TASK INSTRUCTIONS:
Your job is to restate each entry word for word.

>>>>>

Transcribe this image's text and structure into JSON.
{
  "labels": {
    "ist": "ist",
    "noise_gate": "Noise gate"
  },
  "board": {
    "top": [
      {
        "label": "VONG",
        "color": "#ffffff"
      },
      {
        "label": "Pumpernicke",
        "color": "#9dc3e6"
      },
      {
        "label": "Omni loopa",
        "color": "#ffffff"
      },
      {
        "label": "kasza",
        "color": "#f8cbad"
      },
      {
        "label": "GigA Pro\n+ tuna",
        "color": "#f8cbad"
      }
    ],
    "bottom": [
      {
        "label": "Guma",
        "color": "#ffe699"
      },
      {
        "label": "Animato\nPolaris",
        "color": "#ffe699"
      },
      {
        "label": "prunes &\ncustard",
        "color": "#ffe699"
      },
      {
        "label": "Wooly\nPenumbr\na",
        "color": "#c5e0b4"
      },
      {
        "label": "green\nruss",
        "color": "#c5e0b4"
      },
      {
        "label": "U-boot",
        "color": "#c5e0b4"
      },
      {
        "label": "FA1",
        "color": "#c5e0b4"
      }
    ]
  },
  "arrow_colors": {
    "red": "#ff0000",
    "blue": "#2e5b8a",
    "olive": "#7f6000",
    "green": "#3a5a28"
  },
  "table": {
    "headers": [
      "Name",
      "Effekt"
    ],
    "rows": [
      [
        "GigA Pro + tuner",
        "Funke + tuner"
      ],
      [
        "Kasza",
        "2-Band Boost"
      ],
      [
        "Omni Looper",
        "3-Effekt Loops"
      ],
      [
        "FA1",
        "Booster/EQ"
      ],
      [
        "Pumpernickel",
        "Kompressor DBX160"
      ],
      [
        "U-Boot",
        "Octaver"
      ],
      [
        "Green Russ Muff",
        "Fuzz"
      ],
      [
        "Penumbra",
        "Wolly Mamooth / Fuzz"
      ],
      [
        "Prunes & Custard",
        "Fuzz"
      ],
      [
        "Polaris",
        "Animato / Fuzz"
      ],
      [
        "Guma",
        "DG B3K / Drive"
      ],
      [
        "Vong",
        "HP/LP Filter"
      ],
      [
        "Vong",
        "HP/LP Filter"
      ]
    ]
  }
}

<<<<<

CORRECT ANSWER:
Transcribe this image's text and structure into JSON.
{
  "labels": {
    "ist": "ist",
    "noise_gate": "Noise gate"
  },
  "board": {
    "top": [
      {
        "label": "VONG",
        "color": "#ffffff"
      },
      {
        "label": "Pumpernicke",
        "color": "#9dc3e6"
      },
      {
        "label": "Omni loopa",
        "color": "#ffffff"
      },
      {
        "label": "kasza",
        "color": "#f8cbad"
      },
      {
        "label": "GigA Pro\n+ tuna",
        "color": "#f8cbad"
      }
    ],
    "bottom": [
      {
        "label": "Guma",
        "color": "#ffe699"
      },
      {
        "label": "Animato\nPolaris",
        "color": "#ffe699"
      },
      {
        "label": "prunes &\ncustard",
        "color": "#ffe699"
      },
      {
        "label": "Wooly\nPenumbr\na",
        "color": "#c5e0b4"
      },
      {
        "label": "green\nruss",
        "color": "#c5e0b4"
      },
      {
        "label": "U-boot",
        "color": "#c5e0b4"
      },
      {
        "label": "FA1",
        "color": "#c5e0b4"
      }
    ]
  },
  "arrow_colors": {
    "red": "#ff0000",
    "blue": "#2e5b8a",
    "olive": "#7f6000",
    "green": "#3a5a28"
  },
  "table": {
    "headers": [
      "Name",
      "Effekt"
    ],
    "rows": [
      [
        "GigA Pro + tuner",
        "Funke + tuner"
      ],
      [
        "Kasza",
        "2-Band Boost"
      ],
      [
        "Omni Looper",
        "3-Effekt Loops"
      ],
      [
        "FA1",
        "Booster/EQ"
      ],
      [
        "Pumpernickel",
        "Kompressor DBX160"
      ],
      [
        "U-Boot",
        "Octaver"
      ],
      [
        "Green Russ Muff",
        "Fuzz"
      ],
      [
        "Penumbra",
        "Wolly Mamooth / Fuzz"
      ],
      [
        "Prunes & Custard",
        "Fuzz"
      ],
      [
        "Polaris",
        "Animato / Fuzz"
      ],
      [
        "Guma",
        "DG B3K / Drive"
      ],
      [
        "Vong",
        "HP/LP Filter"
      ],
      [
        "Vong",
        "HP/LP Filter"
      ]
    ]
  }
}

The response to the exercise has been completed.